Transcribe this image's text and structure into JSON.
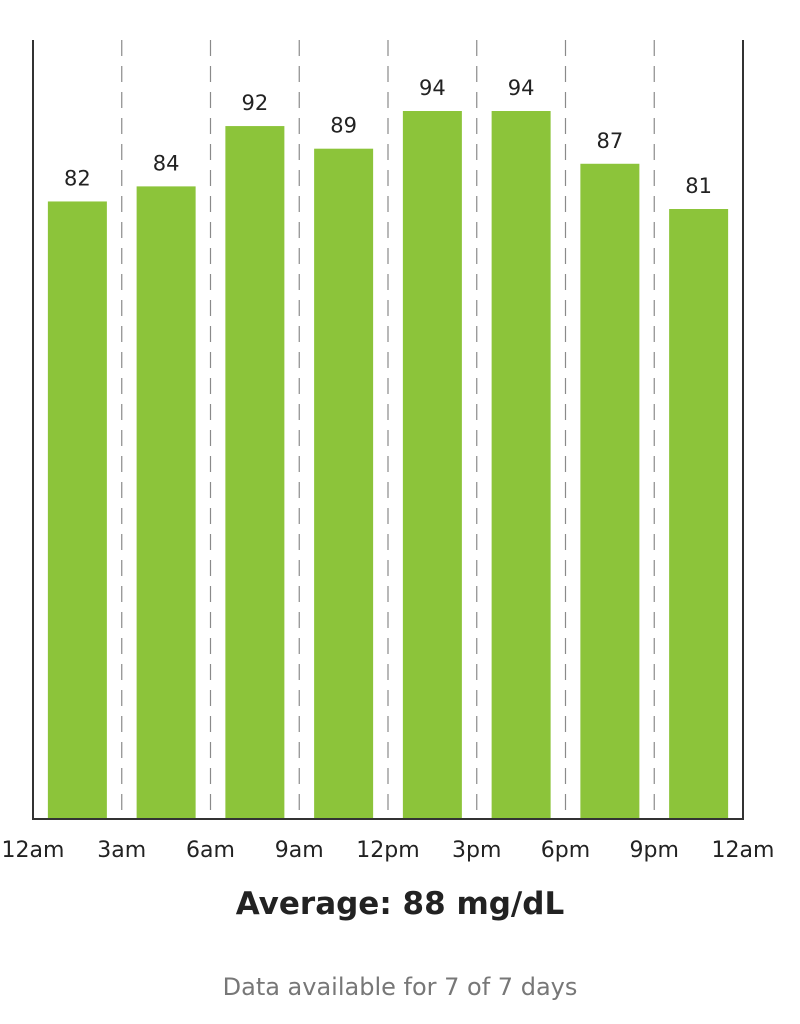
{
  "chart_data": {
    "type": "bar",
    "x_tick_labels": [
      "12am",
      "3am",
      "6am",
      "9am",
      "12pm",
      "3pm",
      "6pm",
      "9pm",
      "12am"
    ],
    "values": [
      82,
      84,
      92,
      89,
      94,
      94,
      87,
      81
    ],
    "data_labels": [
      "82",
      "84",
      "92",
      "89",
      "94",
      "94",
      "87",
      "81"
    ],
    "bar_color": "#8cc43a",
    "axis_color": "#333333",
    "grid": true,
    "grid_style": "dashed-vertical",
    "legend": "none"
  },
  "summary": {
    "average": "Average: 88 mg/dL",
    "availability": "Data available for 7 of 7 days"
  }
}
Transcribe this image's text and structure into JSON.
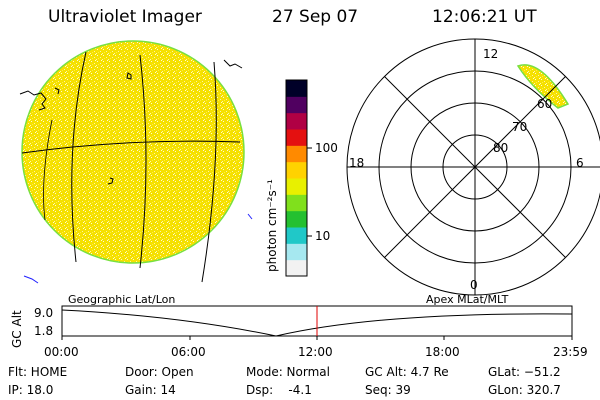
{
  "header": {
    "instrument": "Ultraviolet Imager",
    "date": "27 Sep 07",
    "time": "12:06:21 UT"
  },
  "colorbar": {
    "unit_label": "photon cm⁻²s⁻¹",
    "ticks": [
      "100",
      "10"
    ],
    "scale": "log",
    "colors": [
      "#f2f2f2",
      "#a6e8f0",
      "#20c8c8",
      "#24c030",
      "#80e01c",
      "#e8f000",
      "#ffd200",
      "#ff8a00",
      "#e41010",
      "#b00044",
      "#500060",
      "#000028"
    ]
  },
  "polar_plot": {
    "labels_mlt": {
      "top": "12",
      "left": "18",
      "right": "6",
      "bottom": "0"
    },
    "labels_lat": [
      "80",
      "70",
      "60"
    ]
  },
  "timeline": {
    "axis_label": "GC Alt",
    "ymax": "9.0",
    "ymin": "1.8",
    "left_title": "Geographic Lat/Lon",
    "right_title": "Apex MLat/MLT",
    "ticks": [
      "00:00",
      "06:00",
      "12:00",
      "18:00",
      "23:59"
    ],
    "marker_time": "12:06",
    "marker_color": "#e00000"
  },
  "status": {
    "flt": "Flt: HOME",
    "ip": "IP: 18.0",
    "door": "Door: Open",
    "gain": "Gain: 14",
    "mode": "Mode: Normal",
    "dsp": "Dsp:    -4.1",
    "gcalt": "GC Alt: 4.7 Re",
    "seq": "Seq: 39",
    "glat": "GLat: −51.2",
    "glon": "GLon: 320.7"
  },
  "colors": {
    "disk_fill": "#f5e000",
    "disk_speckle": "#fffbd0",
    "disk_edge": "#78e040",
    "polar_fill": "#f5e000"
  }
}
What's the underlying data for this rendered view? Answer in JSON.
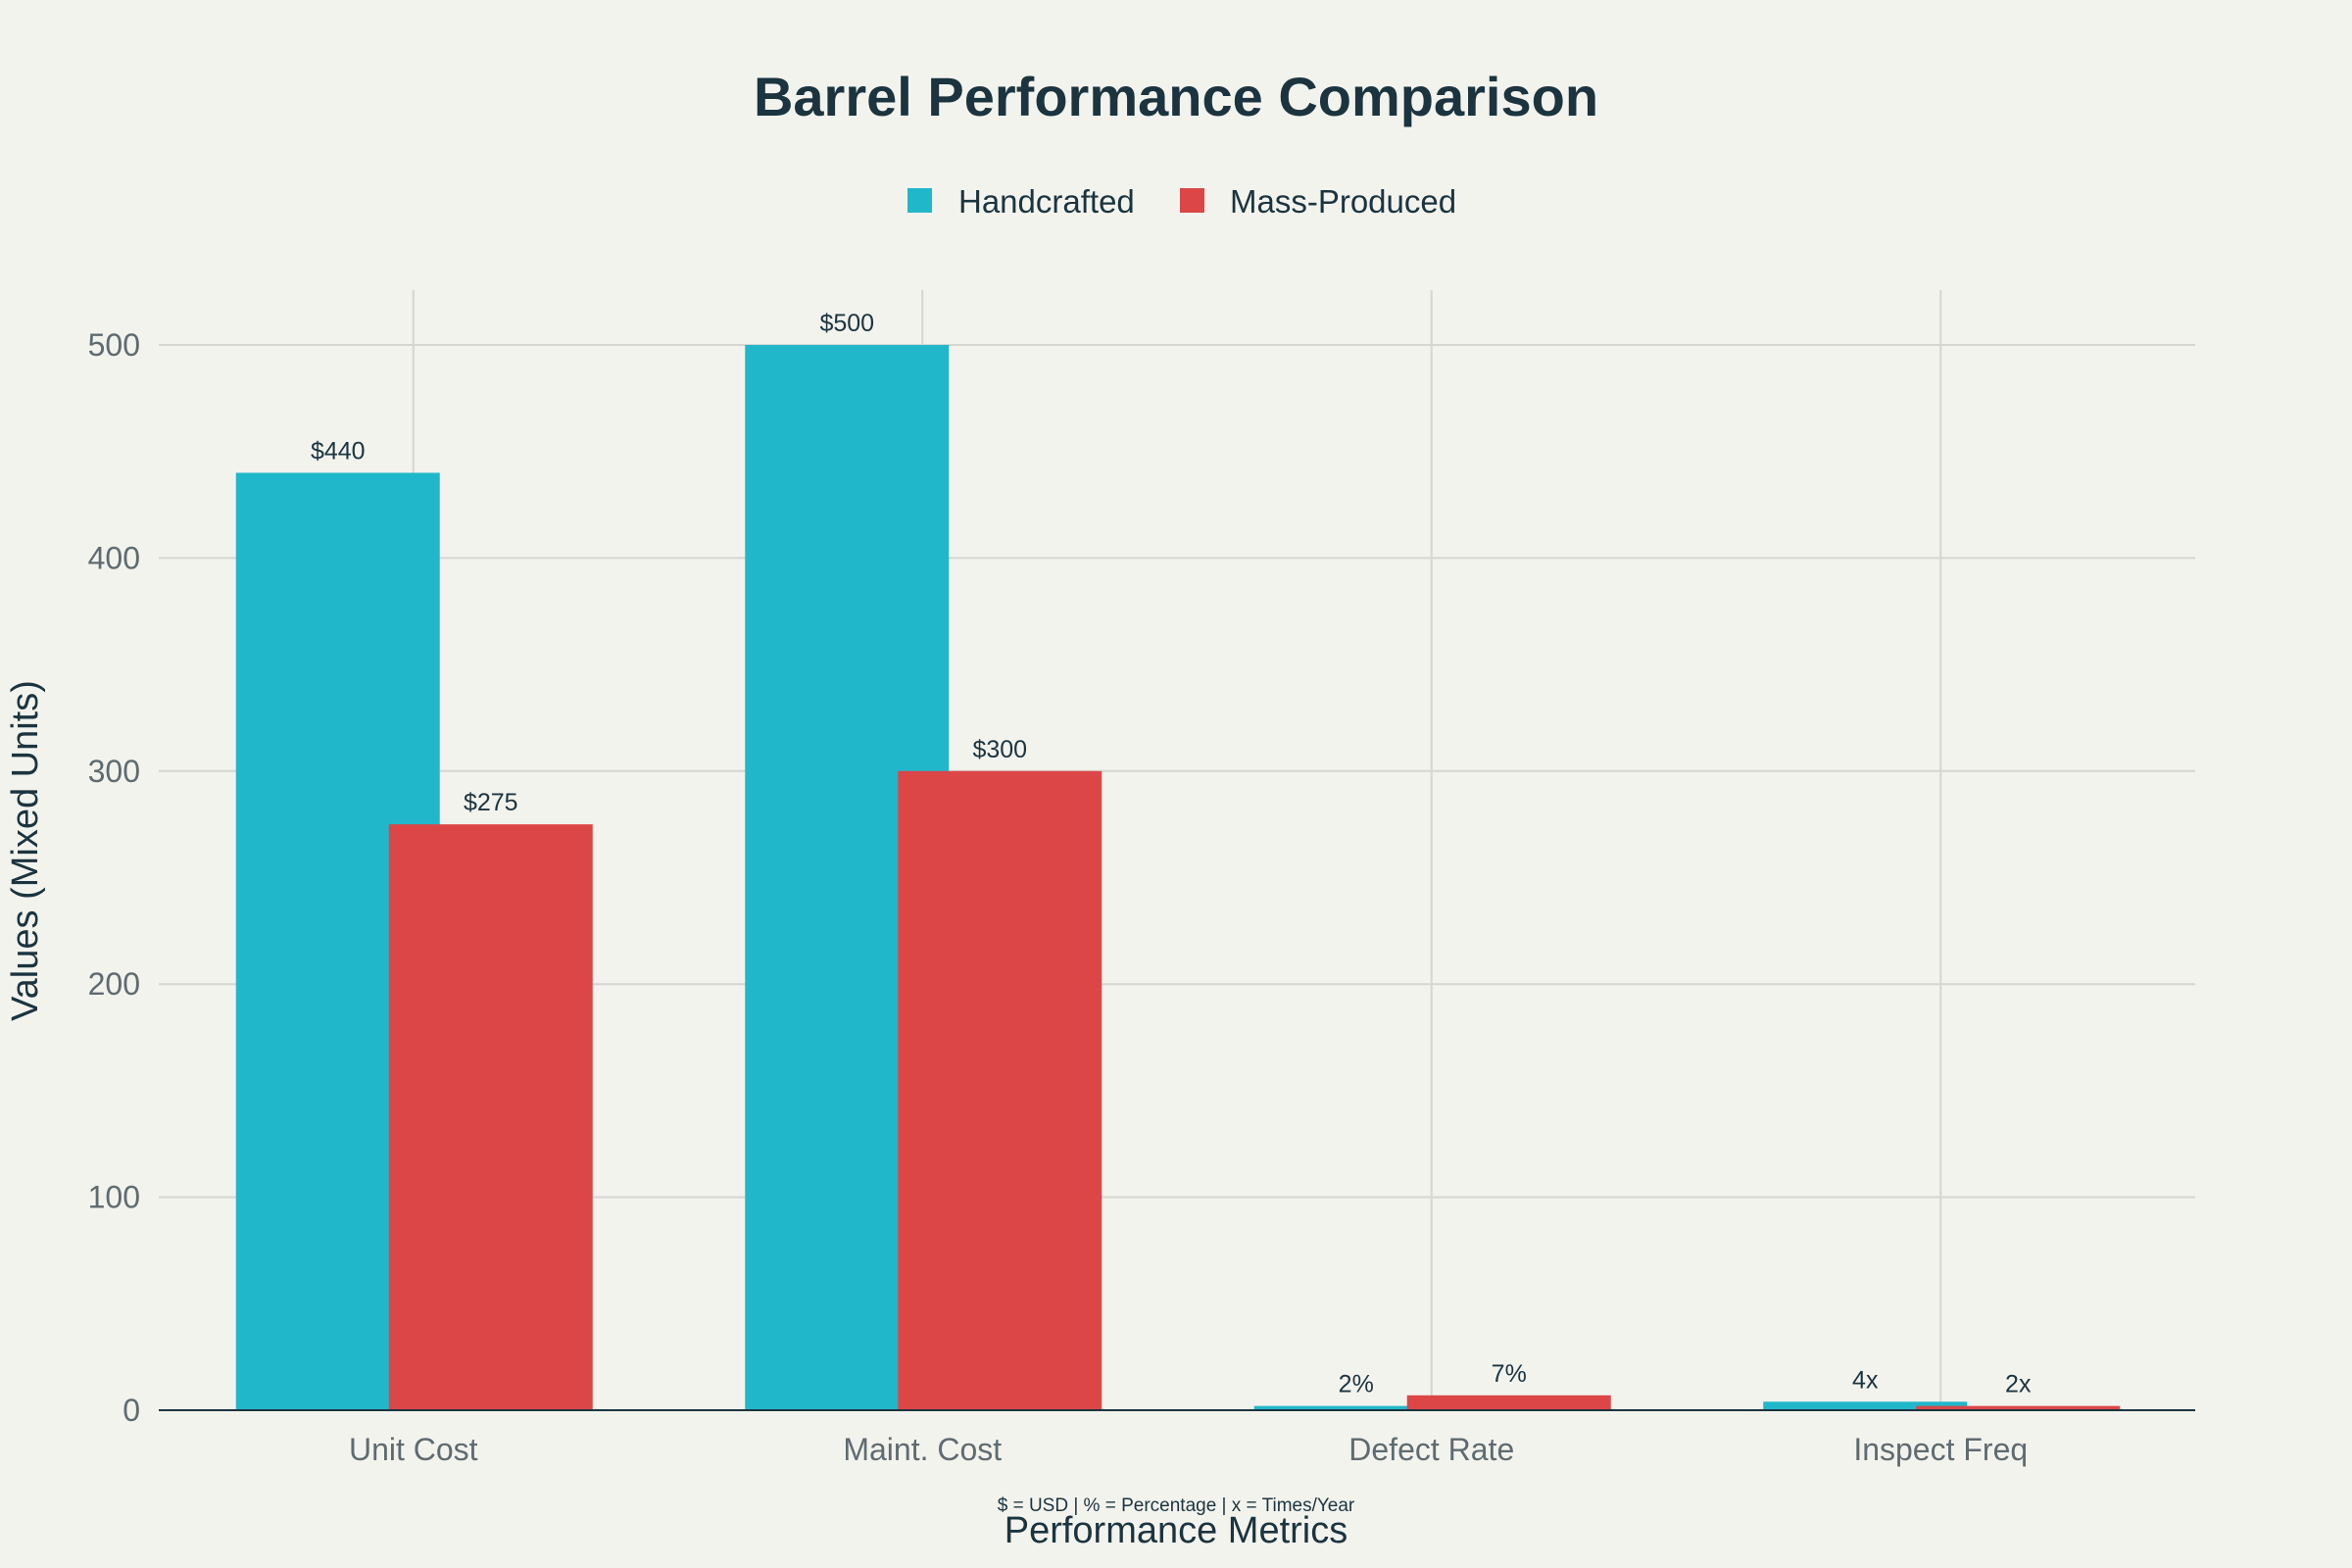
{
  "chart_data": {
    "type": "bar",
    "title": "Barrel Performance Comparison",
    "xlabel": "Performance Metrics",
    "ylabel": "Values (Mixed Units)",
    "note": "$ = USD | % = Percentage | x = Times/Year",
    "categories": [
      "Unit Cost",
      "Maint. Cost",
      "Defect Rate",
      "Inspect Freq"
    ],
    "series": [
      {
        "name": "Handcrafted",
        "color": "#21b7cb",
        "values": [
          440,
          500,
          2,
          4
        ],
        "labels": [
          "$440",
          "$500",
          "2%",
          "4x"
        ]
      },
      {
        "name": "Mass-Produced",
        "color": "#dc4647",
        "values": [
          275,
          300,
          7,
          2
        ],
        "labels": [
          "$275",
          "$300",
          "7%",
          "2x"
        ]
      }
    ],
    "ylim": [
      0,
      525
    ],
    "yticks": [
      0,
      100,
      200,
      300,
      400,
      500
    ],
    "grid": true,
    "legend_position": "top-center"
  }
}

▬▬▬▬▬▬

Task instructions ->
Repeat every record above exactly, but leave out any pictures.

Output below ->
Transcribe this image's text and structure into JSON.
{
  "chart_data": {
    "type": "bar",
    "x_tick_labels": [
      "12am",
      "3am",
      "6am",
      "9am",
      "12pm",
      "3pm",
      "6pm",
      "9pm",
      "12am"
    ],
    "values": [
      82,
      84,
      92,
      89,
      94,
      94,
      87,
      81
    ],
    "data_labels": [
      "82",
      "84",
      "92",
      "89",
      "94",
      "94",
      "87",
      "81"
    ],
    "bar_color": "#8cc43a",
    "axis_color": "#333333",
    "grid": true,
    "grid_style": "dashed-vertical",
    "legend": "none"
  },
  "summary": {
    "average": "Average: 88 mg/dL",
    "availability": "Data available for 7 of 7 days"
  }
}
Transcribe this image's text and structure into JSON.
{
  "header": {
    "instrument": "Ultraviolet Imager",
    "date": "27 Sep 07",
    "time": "12:06:21 UT"
  },
  "colorbar": {
    "unit_label": "photon cm⁻²s⁻¹",
    "ticks": [
      "100",
      "10"
    ],
    "scale": "log",
    "colors": [
      "#f2f2f2",
      "#a6e8f0",
      "#20c8c8",
      "#24c030",
      "#80e01c",
      "#e8f000",
      "#ffd200",
      "#ff8a00",
      "#e41010",
      "#b00044",
      "#500060",
      "#000028"
    ]
  },
  "polar_plot": {
    "labels_mlt": {
      "top": "12",
      "left": "18",
      "right": "6",
      "bottom": "0"
    },
    "labels_lat": [
      "80",
      "70",
      "60"
    ]
  },
  "timeline": {
    "axis_label": "GC Alt",
    "ymax": "9.0",
    "ymin": "1.8",
    "left_title": "Geographic Lat/Lon",
    "right_title": "Apex MLat/MLT",
    "ticks": [
      "00:00",
      "06:00",
      "12:00",
      "18:00",
      "23:59"
    ],
    "marker_time": "12:06",
    "marker_color": "#e00000"
  },
  "status": {
    "flt": "Flt: HOME",
    "ip": "IP: 18.0",
    "door": "Door: Open",
    "gain": "Gain: 14",
    "mode": "Mode: Normal",
    "dsp": "Dsp:    -4.1",
    "gcalt": "GC Alt: 4.7 Re",
    "seq": "Seq: 39",
    "glat": "GLat: −51.2",
    "glon": "GLon: 320.7"
  },
  "colors": {
    "disk_fill": "#f5e000",
    "disk_speckle": "#fffbd0",
    "disk_edge": "#78e040",
    "polar_fill": "#f5e000"
  }
}
What's the underlying data for this rendered view? Answer in JSON.
{
  "chart_data": {
    "type": "bar",
    "title": "Barrel Performance Comparison",
    "xlabel": "Performance Metrics",
    "ylabel": "Values (Mixed Units)",
    "note": "$ = USD | % = Percentage | x = Times/Year",
    "categories": [
      "Unit Cost",
      "Maint. Cost",
      "Defect Rate",
      "Inspect Freq"
    ],
    "series": [
      {
        "name": "Handcrafted",
        "color": "#21b7cb",
        "values": [
          440,
          500,
          2,
          4
        ],
        "labels": [
          "$440",
          "$500",
          "2%",
          "4x"
        ]
      },
      {
        "name": "Mass-Produced",
        "color": "#dc4647",
        "values": [
          275,
          300,
          7,
          2
        ],
        "labels": [
          "$275",
          "$300",
          "7%",
          "2x"
        ]
      }
    ],
    "ylim": [
      0,
      525
    ],
    "yticks": [
      0,
      100,
      200,
      300,
      400,
      500
    ],
    "grid": true,
    "legend_position": "top-center"
  }
}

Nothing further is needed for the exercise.